Entries from a dataset:
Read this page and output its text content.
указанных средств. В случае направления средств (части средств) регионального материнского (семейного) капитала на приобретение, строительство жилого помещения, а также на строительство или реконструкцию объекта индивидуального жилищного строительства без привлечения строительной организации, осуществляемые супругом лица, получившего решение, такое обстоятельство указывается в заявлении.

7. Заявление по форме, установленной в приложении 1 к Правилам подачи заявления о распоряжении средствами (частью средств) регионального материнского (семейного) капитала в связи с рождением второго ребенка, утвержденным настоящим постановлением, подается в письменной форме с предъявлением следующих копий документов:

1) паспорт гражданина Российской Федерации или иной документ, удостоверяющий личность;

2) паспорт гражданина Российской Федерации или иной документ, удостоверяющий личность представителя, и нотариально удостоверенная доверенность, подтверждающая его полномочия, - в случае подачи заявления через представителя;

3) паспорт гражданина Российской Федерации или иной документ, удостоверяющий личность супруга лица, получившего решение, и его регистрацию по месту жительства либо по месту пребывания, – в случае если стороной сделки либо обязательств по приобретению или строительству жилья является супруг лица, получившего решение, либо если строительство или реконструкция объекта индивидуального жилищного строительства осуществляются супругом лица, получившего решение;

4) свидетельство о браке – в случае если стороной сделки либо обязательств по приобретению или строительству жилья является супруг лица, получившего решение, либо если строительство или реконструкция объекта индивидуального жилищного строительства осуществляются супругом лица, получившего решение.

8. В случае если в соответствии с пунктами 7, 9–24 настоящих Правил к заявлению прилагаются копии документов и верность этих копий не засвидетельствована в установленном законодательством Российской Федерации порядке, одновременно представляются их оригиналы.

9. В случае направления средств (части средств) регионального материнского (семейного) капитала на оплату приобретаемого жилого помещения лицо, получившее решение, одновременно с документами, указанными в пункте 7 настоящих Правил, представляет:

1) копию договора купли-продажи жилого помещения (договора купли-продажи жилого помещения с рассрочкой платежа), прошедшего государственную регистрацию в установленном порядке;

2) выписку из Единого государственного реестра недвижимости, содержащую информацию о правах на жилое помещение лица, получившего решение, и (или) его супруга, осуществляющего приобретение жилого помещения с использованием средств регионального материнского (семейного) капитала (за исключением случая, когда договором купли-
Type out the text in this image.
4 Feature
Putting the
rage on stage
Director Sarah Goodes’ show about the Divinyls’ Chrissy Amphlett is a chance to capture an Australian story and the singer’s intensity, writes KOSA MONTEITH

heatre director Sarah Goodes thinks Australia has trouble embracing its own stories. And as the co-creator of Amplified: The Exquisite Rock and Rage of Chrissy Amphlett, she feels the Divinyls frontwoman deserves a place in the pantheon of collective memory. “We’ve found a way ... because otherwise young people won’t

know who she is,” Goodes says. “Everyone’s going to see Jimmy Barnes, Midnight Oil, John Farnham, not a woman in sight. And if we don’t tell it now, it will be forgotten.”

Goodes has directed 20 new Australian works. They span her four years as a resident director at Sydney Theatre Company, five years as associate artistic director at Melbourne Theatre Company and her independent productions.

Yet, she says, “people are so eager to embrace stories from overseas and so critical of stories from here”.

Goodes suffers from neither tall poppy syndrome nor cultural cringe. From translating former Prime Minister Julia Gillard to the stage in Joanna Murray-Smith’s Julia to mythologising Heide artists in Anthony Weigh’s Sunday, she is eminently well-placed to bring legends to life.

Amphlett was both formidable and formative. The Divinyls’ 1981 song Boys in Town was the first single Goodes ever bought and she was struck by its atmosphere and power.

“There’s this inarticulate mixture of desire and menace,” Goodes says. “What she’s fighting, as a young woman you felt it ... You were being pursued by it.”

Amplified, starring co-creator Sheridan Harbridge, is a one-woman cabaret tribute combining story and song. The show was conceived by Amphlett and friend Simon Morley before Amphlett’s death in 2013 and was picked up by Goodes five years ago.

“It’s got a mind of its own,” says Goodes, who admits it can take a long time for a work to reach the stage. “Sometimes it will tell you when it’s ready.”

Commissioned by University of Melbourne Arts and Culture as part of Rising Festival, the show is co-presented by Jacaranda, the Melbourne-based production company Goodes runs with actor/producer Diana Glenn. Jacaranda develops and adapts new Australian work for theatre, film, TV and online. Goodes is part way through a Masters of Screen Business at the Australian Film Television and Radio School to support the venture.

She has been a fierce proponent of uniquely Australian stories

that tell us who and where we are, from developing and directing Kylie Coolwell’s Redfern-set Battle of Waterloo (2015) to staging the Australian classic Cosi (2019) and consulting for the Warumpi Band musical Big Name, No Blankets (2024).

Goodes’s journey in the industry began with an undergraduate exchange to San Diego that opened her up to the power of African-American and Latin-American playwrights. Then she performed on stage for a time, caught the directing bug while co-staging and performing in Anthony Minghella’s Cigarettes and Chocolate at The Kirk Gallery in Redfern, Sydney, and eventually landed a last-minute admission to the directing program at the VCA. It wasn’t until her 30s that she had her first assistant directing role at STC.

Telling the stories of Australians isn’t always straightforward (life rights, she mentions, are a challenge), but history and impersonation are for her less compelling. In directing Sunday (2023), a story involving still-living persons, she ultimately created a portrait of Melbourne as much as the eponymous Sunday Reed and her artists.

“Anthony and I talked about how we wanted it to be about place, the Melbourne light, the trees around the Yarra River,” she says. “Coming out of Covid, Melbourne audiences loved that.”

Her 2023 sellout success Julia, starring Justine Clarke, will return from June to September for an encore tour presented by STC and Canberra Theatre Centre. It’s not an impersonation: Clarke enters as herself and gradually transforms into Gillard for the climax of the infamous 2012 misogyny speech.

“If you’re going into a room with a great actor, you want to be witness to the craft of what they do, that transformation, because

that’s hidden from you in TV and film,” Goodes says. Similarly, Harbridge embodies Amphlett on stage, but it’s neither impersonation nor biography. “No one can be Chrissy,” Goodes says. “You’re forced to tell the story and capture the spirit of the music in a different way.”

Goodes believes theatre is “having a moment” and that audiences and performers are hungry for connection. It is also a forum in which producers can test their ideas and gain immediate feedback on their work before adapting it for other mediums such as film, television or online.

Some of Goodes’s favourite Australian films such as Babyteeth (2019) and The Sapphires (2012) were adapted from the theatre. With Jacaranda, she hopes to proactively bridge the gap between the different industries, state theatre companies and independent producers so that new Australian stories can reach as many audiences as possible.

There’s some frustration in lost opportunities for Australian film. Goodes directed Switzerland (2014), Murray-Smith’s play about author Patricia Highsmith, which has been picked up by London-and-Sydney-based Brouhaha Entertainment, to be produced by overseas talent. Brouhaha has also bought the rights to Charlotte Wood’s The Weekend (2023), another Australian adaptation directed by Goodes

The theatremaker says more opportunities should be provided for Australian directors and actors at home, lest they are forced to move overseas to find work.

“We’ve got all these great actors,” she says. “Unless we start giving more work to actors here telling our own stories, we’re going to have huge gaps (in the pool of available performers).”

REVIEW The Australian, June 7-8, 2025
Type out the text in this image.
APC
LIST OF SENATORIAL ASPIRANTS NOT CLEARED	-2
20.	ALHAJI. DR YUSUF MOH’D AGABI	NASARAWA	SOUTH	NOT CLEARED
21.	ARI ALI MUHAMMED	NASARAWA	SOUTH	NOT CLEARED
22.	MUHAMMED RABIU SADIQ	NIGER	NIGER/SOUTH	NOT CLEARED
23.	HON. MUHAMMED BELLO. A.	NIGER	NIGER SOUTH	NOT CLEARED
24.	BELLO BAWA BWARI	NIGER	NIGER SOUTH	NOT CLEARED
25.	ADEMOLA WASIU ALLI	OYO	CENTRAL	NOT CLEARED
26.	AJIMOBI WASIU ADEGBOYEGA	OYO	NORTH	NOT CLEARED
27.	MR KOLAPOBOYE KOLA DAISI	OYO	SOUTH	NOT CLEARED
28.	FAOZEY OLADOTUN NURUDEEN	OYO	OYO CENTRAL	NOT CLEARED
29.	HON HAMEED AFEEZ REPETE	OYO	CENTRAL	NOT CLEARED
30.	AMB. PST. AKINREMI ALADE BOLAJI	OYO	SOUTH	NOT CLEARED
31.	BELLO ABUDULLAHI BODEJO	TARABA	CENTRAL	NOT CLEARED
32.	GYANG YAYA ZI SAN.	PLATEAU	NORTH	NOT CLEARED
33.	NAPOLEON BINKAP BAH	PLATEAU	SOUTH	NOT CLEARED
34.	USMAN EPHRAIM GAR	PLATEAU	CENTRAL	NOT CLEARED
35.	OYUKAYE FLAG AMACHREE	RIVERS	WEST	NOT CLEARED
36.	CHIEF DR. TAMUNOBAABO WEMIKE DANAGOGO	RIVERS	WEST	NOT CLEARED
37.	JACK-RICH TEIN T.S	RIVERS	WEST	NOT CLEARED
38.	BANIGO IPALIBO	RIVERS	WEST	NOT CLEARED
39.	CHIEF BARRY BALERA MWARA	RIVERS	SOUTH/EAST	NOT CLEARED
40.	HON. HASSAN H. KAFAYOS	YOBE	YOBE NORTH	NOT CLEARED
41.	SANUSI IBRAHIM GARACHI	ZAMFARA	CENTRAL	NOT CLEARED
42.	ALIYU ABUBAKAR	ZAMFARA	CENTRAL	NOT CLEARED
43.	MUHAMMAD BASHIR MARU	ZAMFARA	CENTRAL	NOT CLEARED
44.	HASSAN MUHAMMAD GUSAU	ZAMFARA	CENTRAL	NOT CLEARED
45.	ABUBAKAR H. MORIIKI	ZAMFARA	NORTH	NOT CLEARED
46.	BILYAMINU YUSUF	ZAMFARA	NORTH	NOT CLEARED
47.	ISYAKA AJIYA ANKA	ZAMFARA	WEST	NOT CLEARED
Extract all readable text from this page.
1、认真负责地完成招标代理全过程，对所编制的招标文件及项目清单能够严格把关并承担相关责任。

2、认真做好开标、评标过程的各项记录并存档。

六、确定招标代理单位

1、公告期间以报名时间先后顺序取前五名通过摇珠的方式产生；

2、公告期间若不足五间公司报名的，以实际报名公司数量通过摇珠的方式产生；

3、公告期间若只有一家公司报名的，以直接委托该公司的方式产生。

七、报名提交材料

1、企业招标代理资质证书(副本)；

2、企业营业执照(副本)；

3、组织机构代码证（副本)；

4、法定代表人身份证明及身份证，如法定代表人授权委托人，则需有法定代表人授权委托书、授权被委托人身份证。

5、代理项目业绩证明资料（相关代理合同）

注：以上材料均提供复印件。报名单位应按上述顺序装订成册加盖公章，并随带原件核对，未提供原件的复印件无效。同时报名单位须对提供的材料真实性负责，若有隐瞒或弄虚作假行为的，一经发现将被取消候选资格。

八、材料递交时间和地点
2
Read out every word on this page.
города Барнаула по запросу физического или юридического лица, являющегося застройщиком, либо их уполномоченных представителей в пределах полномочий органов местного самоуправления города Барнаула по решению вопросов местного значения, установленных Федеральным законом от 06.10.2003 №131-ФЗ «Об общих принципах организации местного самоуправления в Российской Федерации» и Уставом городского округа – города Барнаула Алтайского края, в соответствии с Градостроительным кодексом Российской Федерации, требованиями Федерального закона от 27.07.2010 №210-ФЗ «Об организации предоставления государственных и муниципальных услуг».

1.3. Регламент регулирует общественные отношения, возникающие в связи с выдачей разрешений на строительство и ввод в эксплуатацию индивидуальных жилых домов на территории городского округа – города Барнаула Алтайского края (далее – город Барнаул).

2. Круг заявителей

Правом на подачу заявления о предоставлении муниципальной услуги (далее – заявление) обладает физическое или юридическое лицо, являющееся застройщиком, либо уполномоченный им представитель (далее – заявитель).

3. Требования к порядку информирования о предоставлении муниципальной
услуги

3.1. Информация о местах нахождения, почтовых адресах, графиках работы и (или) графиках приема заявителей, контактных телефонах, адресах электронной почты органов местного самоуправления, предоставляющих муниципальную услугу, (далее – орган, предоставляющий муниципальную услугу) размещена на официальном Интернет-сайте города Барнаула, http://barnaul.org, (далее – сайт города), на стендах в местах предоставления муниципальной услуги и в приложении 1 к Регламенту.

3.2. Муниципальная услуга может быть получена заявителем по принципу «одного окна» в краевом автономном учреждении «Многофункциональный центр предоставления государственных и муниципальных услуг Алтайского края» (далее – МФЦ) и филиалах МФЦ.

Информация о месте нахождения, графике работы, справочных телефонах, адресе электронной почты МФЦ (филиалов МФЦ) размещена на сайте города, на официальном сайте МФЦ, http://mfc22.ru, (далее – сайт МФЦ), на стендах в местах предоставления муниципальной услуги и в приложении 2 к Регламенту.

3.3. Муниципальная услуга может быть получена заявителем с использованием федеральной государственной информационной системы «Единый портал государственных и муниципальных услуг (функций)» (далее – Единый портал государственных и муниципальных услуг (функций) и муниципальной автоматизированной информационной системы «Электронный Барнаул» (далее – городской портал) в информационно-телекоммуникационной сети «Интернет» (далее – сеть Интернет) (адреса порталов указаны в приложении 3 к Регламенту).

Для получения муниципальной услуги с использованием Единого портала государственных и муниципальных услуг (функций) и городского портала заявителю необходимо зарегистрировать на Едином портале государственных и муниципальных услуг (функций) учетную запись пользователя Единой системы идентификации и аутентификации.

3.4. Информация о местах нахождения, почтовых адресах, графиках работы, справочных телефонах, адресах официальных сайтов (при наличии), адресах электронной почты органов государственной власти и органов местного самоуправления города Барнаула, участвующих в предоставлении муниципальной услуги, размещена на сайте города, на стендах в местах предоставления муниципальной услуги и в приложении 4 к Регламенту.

• [GOAL]:
Find all lines with "адресах" in them and copy each one.

• [WRITTEN ANSWER]:
3.1. Информация о местах нахождения, почтовых адресах, графиках работы и (или) графиках приема заявителей, контактных телефонах, адресах электронной почты органов местного самоуправления, предоставляющих муниципальную услугу, (далее – орган, предоставляющий муниципальную услугу) размещена на официальном Интернет-сайте города Барнаула, http://barnaul.org, (далее – сайт города), на стендах в местах предоставления муниципальной услуги и в приложении 1 к Регламенту.
3.4. Информация о местах нахождения, почтовых адресах, графиках работы, справочных телефонах, адресах официальных сайтов (при наличии), адресах электронной почты органов государственной власти и органов местного самоуправления города Барнаула, участвующих в предоставлении муниципальной услуги, размещена на сайте города, на стендах в местах предоставления муниципальной услуги и в приложении 4 к Регламенту.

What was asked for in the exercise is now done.